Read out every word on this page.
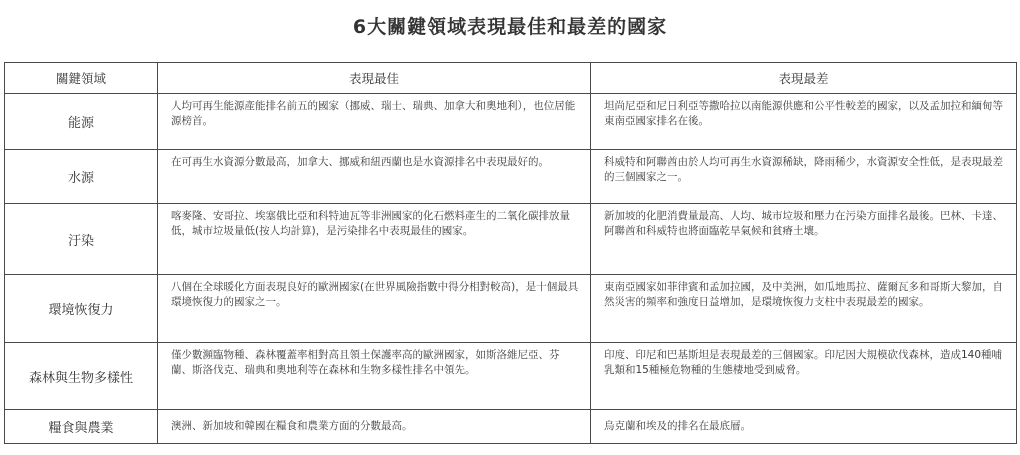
6大關鍵領域表現最佳和最差的國家
關鍵領域	表現最佳	表現最差
能源	人均可再生能源產能排名前五的國家（挪威、瑞士、瑞典、加拿大和奧地利），也位居能源榜首。	坦尚尼亞和尼日利亞等撒哈拉以南能源供應和公平性較差的國家，以及孟加拉和緬甸等東南亞國家排名在後。
水源	在可再生水資源分數最高，加拿大、挪威和紐西蘭也是水資源排名中表現最好的。	科威特和阿聯酋由於人均可再生水資源稀缺，降雨稀少，水資源安全性低，是表現最差的三個國家之一。
汙染	喀麥隆、安哥拉、埃塞俄比亞和科特迪瓦等非洲國家的化石燃料產生的二氧化碳排放量低，城市垃圾量低(按人均計算)，是污染排名中表現最佳的國家。	新加坡的化肥消費量最高、人均、城市垃圾和壓力在污染方面排名最後。巴林、卡達、阿聯酋和科威特也將面臨乾旱氣候和貧瘠土壤。
環境恢復力	八個在全球暖化方面表現良好的歐洲國家(在世界風險指數中得分相對較高)，是十個最具環境恢復力的國家之一。	東南亞國家如菲律賓和孟加拉國，及中美洲，如瓜地馬拉、薩爾瓦多和哥斯大黎加，自然災害的頻率和強度日益增加，是環境恢復力支柱中表現最差的國家。
森林與生物多樣性	僅少數瀕臨物種、森林覆蓋率相對高且領土保護率高的歐洲國家，如斯洛維尼亞、芬蘭、斯洛伐克、瑞典和奧地利等在森林和生物多樣性排名中領先。	印度、印尼和巴基斯坦是表現最差的三個國家。印尼因大規模砍伐森林，造成140種哺乳類和15種極危物種的生態棲地受到威脅。
糧食與農業	澳洲、新加坡和韓國在糧食和農業方面的分數最高。	烏克蘭和埃及的排名在最底層。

○ ○ ○

All the material shown above is to be copied exactly, with no pictures carried over.

# FINISHED EXERCISE
Read out every word on this page.
6大關鍵領域表現最佳和最差的國家
關鍵領域	表現最佳	表現最差
能源	人均可再生能源產能排名前五的國家（挪威、瑞士、瑞典、加拿大和奧地利），也位居能源榜首。	坦尚尼亞和尼日利亞等撒哈拉以南能源供應和公平性較差的國家，以及孟加拉和緬甸等東南亞國家排名在後。
水源	在可再生水資源分數最高，加拿大、挪威和紐西蘭也是水資源排名中表現最好的。	科威特和阿聯酋由於人均可再生水資源稀缺，降雨稀少，水資源安全性低，是表現最差的三個國家之一。
汙染	喀麥隆、安哥拉、埃塞俄比亞和科特迪瓦等非洲國家的化石燃料產生的二氧化碳排放量低，城市垃圾量低(按人均計算)，是污染排名中表現最佳的國家。	新加坡的化肥消費量最高、人均、城市垃圾和壓力在污染方面排名最後。巴林、卡達、阿聯酋和科威特也將面臨乾旱氣候和貧瘠土壤。
環境恢復力	八個在全球暖化方面表現良好的歐洲國家(在世界風險指數中得分相對較高)，是十個最具環境恢復力的國家之一。	東南亞國家如菲律賓和孟加拉國，及中美洲，如瓜地馬拉、薩爾瓦多和哥斯大黎加，自然災害的頻率和強度日益增加，是環境恢復力支柱中表現最差的國家。
森林與生物多樣性	僅少數瀕臨物種、森林覆蓋率相對高且領土保護率高的歐洲國家，如斯洛維尼亞、芬蘭、斯洛伐克、瑞典和奧地利等在森林和生物多樣性排名中領先。	印度、印尼和巴基斯坦是表現最差的三個國家。印尼因大規模砍伐森林，造成140種哺乳類和15種極危物種的生態棲地受到威脅。
糧食與農業	澳洲、新加坡和韓國在糧食和農業方面的分數最高。	烏克蘭和埃及的排名在最底層。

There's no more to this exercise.